§ **Task statement**
Locate the string "Master" in the listing below. Copy every line where it is found.

§ **Data listing**
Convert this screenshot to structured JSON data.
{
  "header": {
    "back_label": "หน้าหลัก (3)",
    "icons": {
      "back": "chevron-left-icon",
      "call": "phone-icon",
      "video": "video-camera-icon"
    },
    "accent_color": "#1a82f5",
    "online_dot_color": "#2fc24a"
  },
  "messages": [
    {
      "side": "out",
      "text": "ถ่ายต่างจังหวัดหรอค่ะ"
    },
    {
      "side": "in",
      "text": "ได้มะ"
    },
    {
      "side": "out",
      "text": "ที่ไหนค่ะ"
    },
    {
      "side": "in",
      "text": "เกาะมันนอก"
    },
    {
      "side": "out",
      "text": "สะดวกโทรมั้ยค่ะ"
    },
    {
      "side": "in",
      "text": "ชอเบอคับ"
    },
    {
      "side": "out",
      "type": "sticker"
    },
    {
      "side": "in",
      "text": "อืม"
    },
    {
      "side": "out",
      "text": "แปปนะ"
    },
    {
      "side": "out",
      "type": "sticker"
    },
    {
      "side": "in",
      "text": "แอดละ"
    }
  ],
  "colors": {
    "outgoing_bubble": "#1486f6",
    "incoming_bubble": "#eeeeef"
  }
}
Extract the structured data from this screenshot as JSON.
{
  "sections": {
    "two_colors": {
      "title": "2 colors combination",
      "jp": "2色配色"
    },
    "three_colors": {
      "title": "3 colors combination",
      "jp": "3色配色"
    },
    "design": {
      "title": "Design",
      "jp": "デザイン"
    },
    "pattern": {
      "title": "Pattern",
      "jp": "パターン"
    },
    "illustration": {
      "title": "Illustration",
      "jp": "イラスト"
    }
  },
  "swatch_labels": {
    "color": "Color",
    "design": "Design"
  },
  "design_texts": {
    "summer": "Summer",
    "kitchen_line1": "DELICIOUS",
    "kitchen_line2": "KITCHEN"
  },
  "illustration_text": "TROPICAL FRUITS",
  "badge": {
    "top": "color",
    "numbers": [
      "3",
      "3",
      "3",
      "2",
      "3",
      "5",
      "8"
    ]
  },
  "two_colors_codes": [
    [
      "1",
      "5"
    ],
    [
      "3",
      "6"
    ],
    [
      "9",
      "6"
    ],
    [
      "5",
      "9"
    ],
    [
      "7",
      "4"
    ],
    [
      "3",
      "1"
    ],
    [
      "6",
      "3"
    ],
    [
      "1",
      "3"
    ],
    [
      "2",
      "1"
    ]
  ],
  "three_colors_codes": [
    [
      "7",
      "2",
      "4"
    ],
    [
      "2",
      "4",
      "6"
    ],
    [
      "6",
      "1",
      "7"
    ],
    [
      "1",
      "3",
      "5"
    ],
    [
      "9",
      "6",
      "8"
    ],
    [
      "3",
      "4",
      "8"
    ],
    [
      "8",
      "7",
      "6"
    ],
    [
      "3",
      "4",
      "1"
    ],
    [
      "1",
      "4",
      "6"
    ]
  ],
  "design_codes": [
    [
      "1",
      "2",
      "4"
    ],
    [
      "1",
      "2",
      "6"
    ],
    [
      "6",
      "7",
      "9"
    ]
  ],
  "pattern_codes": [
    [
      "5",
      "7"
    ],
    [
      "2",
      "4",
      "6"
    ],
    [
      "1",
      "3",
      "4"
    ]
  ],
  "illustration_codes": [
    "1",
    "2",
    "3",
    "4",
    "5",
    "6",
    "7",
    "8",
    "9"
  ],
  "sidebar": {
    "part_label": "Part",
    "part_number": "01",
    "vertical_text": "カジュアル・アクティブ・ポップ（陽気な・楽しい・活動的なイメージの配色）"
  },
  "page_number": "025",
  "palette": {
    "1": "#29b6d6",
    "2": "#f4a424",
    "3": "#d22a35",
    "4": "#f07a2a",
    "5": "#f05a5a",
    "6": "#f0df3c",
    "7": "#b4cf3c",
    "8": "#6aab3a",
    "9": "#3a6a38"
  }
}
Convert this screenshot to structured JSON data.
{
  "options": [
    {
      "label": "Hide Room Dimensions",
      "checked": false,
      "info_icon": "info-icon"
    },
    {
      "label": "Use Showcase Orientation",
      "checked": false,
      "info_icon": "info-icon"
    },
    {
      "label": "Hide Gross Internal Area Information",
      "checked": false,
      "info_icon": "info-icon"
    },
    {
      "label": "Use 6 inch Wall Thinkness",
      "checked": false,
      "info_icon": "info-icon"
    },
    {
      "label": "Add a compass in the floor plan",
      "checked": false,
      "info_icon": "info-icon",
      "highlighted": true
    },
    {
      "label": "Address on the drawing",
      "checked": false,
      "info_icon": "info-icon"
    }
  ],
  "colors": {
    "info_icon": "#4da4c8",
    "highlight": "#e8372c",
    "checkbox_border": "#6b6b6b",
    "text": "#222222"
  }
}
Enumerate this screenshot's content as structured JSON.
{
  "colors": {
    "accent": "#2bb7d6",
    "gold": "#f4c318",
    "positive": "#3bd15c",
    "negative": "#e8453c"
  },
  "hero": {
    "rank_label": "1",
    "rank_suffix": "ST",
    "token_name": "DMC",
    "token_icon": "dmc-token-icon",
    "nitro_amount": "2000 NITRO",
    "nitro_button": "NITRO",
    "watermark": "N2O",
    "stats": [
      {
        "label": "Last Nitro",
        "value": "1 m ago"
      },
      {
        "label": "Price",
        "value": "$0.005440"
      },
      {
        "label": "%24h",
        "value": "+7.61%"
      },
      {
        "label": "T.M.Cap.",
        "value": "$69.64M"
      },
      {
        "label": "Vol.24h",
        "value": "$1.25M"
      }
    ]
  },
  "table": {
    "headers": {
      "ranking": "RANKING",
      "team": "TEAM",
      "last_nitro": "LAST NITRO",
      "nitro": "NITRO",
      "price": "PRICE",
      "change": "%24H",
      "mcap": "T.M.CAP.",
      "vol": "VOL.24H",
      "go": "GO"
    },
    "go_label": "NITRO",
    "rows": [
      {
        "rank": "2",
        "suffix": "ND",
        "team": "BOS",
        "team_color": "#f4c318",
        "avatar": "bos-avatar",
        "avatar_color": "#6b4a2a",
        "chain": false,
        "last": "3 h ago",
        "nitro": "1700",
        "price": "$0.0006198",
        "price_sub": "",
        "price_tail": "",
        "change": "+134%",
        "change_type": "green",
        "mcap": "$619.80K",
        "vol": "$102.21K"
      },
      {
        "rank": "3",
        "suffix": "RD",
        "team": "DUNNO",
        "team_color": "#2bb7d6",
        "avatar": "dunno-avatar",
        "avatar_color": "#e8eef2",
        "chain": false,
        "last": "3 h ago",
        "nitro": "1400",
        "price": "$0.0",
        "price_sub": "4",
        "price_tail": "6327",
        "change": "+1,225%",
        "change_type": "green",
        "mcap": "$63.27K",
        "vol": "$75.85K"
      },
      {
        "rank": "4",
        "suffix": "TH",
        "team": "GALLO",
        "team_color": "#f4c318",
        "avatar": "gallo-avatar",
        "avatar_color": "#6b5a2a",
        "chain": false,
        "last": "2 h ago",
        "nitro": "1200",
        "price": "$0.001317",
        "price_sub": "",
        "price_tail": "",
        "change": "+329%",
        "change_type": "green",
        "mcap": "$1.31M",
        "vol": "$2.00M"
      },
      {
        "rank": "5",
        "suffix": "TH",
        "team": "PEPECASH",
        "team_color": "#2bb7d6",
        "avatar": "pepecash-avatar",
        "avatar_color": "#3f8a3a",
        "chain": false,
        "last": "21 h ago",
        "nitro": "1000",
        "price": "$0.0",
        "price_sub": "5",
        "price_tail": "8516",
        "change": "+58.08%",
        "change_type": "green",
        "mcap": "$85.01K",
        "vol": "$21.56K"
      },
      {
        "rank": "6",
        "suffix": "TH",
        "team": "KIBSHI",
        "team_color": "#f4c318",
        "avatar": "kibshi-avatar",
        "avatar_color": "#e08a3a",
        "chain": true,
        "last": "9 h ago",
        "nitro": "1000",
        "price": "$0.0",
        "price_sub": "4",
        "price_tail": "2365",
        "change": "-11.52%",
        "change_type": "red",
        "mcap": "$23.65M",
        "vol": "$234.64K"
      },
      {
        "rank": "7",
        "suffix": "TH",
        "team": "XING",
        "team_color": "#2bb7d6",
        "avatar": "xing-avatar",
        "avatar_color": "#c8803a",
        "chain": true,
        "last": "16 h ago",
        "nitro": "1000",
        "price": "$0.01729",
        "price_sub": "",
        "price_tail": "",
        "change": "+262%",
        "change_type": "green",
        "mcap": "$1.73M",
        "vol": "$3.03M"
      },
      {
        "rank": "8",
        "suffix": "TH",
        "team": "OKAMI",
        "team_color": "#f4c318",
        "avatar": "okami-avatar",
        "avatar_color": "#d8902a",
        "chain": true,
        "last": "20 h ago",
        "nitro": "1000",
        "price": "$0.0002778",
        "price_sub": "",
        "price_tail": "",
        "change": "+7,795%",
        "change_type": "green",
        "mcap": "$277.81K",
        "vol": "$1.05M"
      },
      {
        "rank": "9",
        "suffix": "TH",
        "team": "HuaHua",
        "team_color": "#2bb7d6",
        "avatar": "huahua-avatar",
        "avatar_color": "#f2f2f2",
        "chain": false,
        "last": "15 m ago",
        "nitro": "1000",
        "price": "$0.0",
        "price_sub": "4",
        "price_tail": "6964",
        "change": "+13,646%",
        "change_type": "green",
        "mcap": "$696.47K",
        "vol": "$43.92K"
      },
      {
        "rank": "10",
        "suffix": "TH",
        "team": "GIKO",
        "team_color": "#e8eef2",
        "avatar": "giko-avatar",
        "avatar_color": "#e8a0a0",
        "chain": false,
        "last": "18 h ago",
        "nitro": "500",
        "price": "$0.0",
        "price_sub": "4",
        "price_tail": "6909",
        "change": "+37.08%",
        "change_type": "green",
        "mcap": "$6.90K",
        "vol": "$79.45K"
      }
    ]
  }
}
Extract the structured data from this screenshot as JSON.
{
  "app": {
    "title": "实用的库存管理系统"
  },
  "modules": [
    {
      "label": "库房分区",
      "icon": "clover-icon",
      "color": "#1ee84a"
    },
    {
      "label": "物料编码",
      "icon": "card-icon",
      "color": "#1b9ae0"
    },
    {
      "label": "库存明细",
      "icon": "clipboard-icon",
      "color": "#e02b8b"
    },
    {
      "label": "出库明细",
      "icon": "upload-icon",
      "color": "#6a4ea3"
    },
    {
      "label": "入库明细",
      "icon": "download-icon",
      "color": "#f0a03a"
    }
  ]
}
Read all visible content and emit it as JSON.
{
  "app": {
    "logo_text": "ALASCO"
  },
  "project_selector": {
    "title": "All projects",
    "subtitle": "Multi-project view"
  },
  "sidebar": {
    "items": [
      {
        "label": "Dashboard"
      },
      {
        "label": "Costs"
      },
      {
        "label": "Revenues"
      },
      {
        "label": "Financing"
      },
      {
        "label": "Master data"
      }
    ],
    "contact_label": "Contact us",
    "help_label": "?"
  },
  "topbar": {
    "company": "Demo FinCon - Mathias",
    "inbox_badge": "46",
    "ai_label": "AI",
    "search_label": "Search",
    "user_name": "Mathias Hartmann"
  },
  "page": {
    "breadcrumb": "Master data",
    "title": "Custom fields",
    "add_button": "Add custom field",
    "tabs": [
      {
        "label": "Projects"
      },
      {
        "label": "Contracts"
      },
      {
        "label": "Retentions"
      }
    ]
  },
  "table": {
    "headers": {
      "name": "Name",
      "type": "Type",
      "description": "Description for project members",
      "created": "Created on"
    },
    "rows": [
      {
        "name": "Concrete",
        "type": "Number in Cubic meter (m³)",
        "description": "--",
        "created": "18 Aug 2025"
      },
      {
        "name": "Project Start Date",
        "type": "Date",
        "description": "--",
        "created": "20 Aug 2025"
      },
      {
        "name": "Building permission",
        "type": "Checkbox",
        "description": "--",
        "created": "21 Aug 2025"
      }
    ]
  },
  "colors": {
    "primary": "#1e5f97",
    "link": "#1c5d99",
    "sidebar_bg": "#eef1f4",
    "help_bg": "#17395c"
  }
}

§ **Result**
        "label": "Master data"
    "breadcrumb": "Master data",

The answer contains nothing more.